Study questions
(a) In the jury instruction on the seniority system defense, rewrite the paragraph beginning "The defendant contends" as one shorter sentence that keeps its main facts.
(b) Name every characteristic that the statutory passage quoted in the jury instruction on the seniority system defense lists as a forbidden basis for intentional discrimination.
(c) Write the next part of the jury instruction on the seniority system defense, beginning after its final sentence.

Excerpt provided

┌────────

You are here

10.5B Civil Rights—Title VII—Defense—Bona Fide Seniority System

Printer-friendly version

10.5B CIVIL RIGHTS—TITLE VII—DEFENSE—BONA FIDE SENIORITY SYSTEM

The defendant contends that the treatment of the plaintiff was based upon a bona fide seniority system. The defendant has the burden of proving both of the following elements by a preponderance of the evidence:

1. the seniority system had legitimate goals and was not designed to discriminate on the basis of [[race] [color] [religion] [sex] [national origin]]; and

2. the seniority system used the employee’s length of service as the primary consideration in selecting the employees who would not be [describe the alleged discriminatory action].

If you find that the plaintiff has proved [his] [her] claim[s], your verdict should be for the plaintiff, unless you find that the defendant has proved this defense, in which event your verdict should be for the defendant.

Comment

42 U.S.C. § 2000e-2(h) provides, in relevant part:

[I]t shall not be an unlawful employment practice for an employer to apply different standards of compensation, or different terms, conditions, or privileges of employment pursuant to a bona fide seniority or merit system . . . provided that such differences are not the result of an intention to discriminate because of race, color, religion, sex, or national origin . . . .

└────────

Information supplied

┌────────

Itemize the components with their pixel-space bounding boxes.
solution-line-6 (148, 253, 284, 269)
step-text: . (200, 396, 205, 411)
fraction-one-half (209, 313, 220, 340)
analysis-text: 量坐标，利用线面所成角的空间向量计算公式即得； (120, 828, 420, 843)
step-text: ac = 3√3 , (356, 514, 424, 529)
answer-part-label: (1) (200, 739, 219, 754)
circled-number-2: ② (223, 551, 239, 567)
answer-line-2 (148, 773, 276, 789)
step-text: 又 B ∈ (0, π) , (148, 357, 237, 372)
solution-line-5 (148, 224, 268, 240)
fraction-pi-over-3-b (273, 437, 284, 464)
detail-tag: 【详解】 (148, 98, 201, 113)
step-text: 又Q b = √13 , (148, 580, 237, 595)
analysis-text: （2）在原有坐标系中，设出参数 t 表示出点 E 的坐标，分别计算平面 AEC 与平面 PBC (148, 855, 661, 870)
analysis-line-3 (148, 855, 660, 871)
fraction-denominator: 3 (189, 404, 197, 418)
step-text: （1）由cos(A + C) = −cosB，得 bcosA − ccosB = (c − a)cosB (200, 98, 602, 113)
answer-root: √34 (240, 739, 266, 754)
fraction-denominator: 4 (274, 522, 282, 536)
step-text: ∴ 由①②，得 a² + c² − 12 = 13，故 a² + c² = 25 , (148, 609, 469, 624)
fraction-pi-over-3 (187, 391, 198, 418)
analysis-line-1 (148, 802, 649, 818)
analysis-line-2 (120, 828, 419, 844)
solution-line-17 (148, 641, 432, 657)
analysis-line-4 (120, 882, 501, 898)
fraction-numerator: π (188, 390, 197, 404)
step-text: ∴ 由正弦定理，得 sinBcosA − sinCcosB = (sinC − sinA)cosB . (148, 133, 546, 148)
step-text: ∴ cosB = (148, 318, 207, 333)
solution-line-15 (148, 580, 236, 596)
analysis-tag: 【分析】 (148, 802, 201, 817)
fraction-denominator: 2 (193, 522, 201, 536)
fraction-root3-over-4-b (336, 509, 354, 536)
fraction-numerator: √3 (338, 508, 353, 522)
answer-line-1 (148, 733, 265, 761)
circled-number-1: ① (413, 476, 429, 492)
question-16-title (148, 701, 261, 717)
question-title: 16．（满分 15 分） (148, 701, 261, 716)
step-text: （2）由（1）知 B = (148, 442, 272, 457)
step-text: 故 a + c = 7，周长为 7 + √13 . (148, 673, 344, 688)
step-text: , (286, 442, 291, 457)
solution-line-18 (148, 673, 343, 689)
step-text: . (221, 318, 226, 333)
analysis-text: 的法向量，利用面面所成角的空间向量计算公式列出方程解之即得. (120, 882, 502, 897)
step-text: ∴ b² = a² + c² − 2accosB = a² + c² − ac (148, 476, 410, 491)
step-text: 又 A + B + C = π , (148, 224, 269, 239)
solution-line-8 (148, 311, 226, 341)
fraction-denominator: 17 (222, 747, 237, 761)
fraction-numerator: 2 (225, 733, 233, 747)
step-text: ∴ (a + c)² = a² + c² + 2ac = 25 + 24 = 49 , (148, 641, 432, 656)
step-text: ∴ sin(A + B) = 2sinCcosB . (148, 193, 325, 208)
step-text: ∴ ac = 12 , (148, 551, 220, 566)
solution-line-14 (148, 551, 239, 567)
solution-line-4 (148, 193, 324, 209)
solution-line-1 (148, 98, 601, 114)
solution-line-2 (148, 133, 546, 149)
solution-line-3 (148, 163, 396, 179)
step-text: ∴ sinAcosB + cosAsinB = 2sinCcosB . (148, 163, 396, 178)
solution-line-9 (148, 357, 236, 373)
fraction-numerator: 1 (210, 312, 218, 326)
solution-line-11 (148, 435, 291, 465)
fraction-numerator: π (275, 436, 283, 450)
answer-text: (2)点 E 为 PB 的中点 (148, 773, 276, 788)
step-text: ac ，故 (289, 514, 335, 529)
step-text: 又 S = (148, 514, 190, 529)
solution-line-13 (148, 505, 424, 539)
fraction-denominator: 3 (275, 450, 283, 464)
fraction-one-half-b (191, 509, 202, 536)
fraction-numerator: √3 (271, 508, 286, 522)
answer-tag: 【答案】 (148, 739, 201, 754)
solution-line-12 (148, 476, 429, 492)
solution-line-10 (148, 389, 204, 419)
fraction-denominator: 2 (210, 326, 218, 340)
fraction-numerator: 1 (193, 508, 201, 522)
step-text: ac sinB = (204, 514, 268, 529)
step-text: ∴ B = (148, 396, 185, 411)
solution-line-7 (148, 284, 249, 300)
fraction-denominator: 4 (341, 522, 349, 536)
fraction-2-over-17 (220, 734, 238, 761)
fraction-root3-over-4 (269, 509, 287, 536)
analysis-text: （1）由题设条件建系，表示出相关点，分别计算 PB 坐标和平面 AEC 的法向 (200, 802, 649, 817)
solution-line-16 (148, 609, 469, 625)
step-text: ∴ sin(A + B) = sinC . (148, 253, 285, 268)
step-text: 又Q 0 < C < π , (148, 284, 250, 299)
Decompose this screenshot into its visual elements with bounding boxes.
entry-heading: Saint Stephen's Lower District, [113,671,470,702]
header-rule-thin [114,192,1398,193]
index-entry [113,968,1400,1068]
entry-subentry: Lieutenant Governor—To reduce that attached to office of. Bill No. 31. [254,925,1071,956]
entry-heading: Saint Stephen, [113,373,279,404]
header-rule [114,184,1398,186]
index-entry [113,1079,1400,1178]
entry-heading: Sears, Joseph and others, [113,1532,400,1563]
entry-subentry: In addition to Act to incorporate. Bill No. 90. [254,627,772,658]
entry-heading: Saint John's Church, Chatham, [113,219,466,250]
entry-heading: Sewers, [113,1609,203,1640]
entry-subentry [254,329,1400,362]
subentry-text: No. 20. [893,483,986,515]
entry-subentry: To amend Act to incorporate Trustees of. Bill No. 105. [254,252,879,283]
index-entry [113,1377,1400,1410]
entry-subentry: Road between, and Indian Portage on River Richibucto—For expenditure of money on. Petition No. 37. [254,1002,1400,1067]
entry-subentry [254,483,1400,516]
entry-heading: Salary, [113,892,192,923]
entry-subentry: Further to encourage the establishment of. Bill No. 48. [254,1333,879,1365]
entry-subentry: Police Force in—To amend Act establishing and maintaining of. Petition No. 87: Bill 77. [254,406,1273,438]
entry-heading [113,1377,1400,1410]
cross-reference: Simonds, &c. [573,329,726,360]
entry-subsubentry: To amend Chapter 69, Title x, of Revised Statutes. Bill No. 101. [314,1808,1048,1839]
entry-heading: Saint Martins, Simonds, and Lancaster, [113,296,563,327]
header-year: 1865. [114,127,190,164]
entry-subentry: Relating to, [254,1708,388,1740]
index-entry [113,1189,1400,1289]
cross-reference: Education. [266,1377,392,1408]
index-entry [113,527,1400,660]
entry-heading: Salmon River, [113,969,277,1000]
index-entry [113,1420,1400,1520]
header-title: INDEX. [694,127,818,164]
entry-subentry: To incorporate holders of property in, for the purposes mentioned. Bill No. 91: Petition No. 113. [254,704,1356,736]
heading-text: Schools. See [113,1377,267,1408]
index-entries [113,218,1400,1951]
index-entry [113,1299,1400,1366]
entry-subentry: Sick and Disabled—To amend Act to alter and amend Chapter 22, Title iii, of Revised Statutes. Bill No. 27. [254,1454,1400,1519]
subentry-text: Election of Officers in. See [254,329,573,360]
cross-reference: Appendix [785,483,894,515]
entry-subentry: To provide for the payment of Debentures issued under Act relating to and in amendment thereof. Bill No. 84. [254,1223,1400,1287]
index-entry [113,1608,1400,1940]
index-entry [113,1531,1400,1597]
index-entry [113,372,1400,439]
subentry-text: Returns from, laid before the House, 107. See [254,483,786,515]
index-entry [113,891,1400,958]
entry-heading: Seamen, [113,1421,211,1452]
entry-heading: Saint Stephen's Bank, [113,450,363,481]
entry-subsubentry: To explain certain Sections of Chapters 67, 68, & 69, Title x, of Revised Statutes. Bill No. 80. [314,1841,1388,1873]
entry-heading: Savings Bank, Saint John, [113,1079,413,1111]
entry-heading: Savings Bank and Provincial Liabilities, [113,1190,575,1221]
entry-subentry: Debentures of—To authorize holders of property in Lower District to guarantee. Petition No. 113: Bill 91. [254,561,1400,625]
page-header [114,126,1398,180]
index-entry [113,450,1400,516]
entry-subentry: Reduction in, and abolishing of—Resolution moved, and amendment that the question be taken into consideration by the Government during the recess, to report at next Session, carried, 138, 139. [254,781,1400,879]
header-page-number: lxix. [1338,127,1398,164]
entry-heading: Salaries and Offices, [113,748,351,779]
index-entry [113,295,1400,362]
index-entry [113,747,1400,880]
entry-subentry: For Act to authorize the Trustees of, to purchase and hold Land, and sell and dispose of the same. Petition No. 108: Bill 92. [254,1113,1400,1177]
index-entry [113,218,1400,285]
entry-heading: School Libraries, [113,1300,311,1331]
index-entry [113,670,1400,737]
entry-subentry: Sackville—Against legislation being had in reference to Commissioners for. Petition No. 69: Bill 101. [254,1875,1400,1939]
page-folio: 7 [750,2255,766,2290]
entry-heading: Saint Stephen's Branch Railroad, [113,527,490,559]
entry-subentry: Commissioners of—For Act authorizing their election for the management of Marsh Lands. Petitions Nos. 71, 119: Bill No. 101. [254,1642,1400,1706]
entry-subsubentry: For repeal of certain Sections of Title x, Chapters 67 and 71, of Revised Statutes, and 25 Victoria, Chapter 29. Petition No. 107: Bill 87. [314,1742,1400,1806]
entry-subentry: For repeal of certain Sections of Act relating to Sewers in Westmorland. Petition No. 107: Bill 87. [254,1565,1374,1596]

└────────

Responses in order
(a) The defendant claims its treatment of the plaintiff rested on a bona fide seniority system and must prove both required elements by a preponderance of the evidence.

(b)
- race
- color
- religion
- sex
- national origin

(c)
Bona fide seniority systems are valid under Title VII pursuant to 42 U.S.C. § 2000e-2(h), even though such systems may perpetuate pre-Act discrimination. See Int’l. Bhd. of Teamsters v. United States, 431 U.S. 324, 348–55 (1977). Seniority systems do not violate Title VII even if they have a disproportionate effect on a protected group, so long as they are not intentionally discriminatory. See Pullman-Standard v. Swint, 456 U.S. 273, 289 (1982); Balint v. Carson City, 180 F.3d 1047, 1051 (9th Cir.1999) (under Title VII, "seniority systems are a valid method of providing different levels of compensation and privileges, even if they have a discriminatory impact on employees"). A seniority system is not illegal provided it is not the result of an intent to discriminate on prohibited grounds; the issue of intent is a necessary element of a Title VII action challenging the seniority system and is not merely an affirmative defense to such a challenge. See Lorance v. AT & T Technologies, Inc., 490 U.S. 900, 905 (1989); Eckles v. Consolidated Rail Corp., 94 F.3d 1041, 1046 n.7 (9th Cir.1996) ("A ‘bona fide’ seniority system is one that was created for legitimate purposes, rather than for the purpose of discrimination."). Seniority systems necessarily "contain ancillary rules that accomplish certain necessary functions, but which may not themselves be directly related to length of employment" California Brewers Ass’n v. Bryant, 444 U.S. 598, 604, 607 (1980) (reversing circuit determination that "fundamental component" of seniority system is "the concept that employment rights should increase as the length of an employee’s service increases.").